#### Extracted entries

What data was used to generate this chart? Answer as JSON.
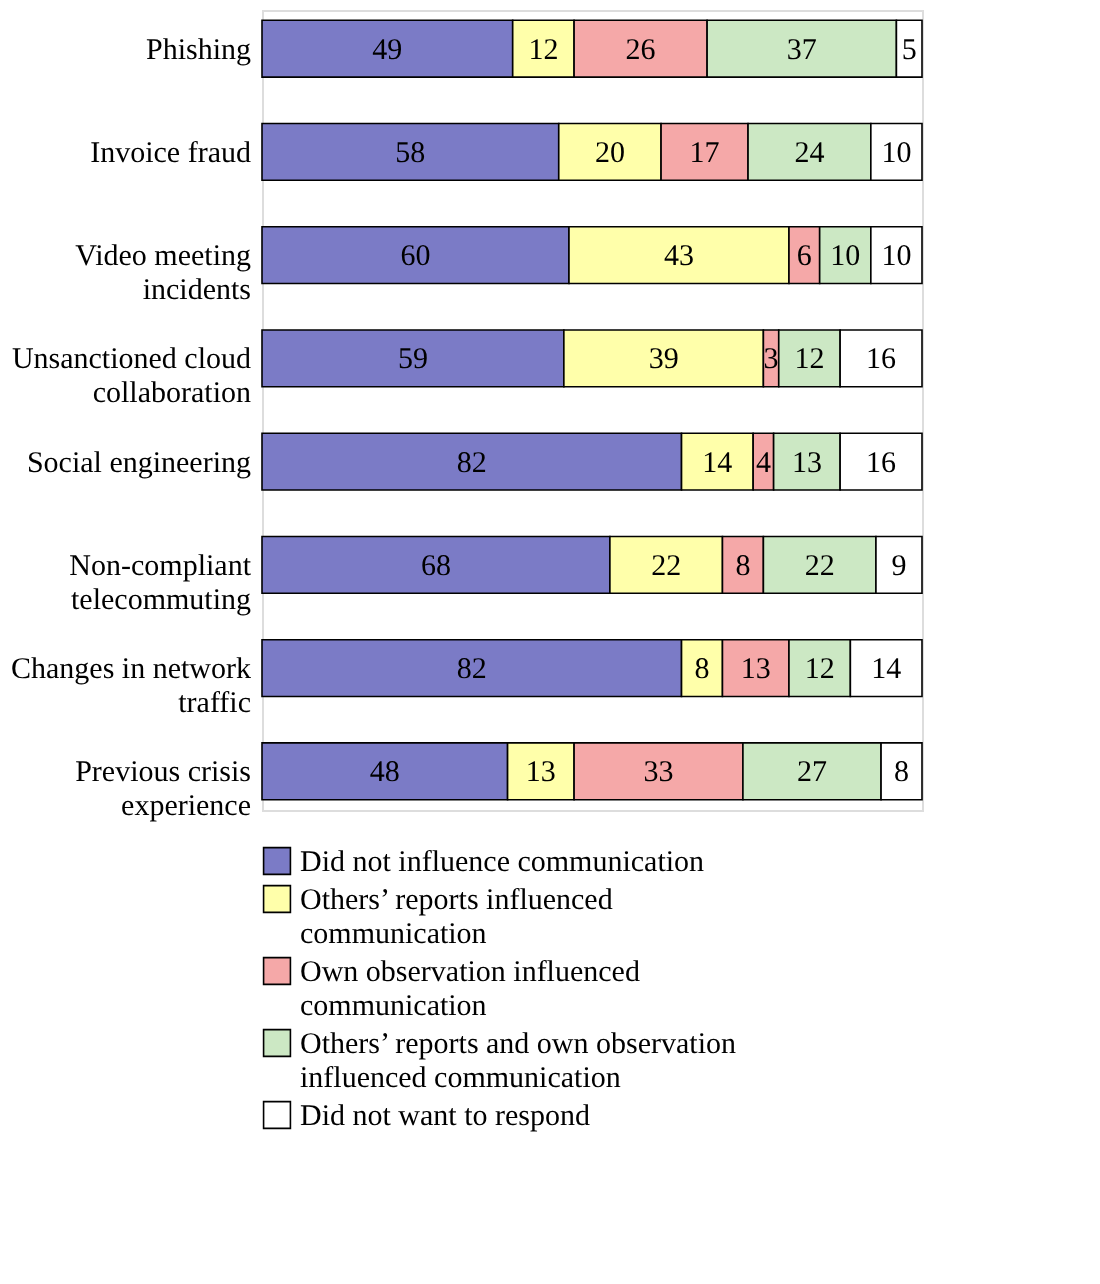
{
  "chart_data": {
    "type": "bar",
    "orientation": "horizontal",
    "stacked": true,
    "data_labels": true,
    "legend": "bottom",
    "categories": [
      "Phishing",
      "Invoice fraud",
      "Video meeting incidents",
      "Unsanctioned cloud collaboration",
      "Social engineering",
      "Non-compliant telecommuting",
      "Changes in network traffic",
      "Previous crisis experience"
    ],
    "series": [
      {
        "name": "Did not influence communication",
        "color": "#7b7bc6",
        "values": [
          49,
          58,
          60,
          59,
          82,
          68,
          82,
          48
        ]
      },
      {
        "name": "Others’ reports influenced communication",
        "color": "#ffffaa",
        "values": [
          12,
          20,
          43,
          39,
          14,
          22,
          8,
          13
        ]
      },
      {
        "name": "Own observation influenced communication",
        "color": "#f5a8a8",
        "values": [
          26,
          17,
          6,
          3,
          4,
          8,
          13,
          33
        ]
      },
      {
        "name": "Others’ reports and own observation influenced communication",
        "color": "#cce8c4",
        "values": [
          37,
          24,
          10,
          12,
          13,
          22,
          12,
          27
        ]
      },
      {
        "name": "Did not want to respond",
        "color": "#ffffff",
        "values": [
          5,
          10,
          10,
          16,
          16,
          9,
          14,
          8
        ]
      }
    ]
  }
}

########

*Instruction*.
Restate each line of the records exactly; pictures do not belong in the copy.

*Answer for the task*.
What data was used to generate this chart? Answer as JSON.
{
  "chart_data": {
    "type": "bar",
    "orientation": "horizontal",
    "stacked": true,
    "data_labels": true,
    "legend": "bottom",
    "categories": [
      "Phishing",
      "Invoice fraud",
      "Video meeting incidents",
      "Unsanctioned cloud collaboration",
      "Social engineering",
      "Non-compliant telecommuting",
      "Changes in network traffic",
      "Previous crisis experience"
    ],
    "series": [
      {
        "name": "Did not influence communication",
        "color": "#7b7bc6",
        "values": [
          49,
          58,
          60,
          59,
          82,
          68,
          82,
          48
        ]
      },
      {
        "name": "Others’ reports influenced communication",
        "color": "#ffffaa",
        "values": [
          12,
          20,
          43,
          39,
          14,
          22,
          8,
          13
        ]
      },
      {
        "name": "Own observation influenced communication",
        "color": "#f5a8a8",
        "values": [
          26,
          17,
          6,
          3,
          4,
          8,
          13,
          33
        ]
      },
      {
        "name": "Others’ reports and own observation influenced communication",
        "color": "#cce8c4",
        "values": [
          37,
          24,
          10,
          12,
          13,
          22,
          12,
          27
        ]
      },
      {
        "name": "Did not want to respond",
        "color": "#ffffff",
        "values": [
          5,
          10,
          10,
          16,
          16,
          9,
          14,
          8
        ]
      }
    ]
  }
}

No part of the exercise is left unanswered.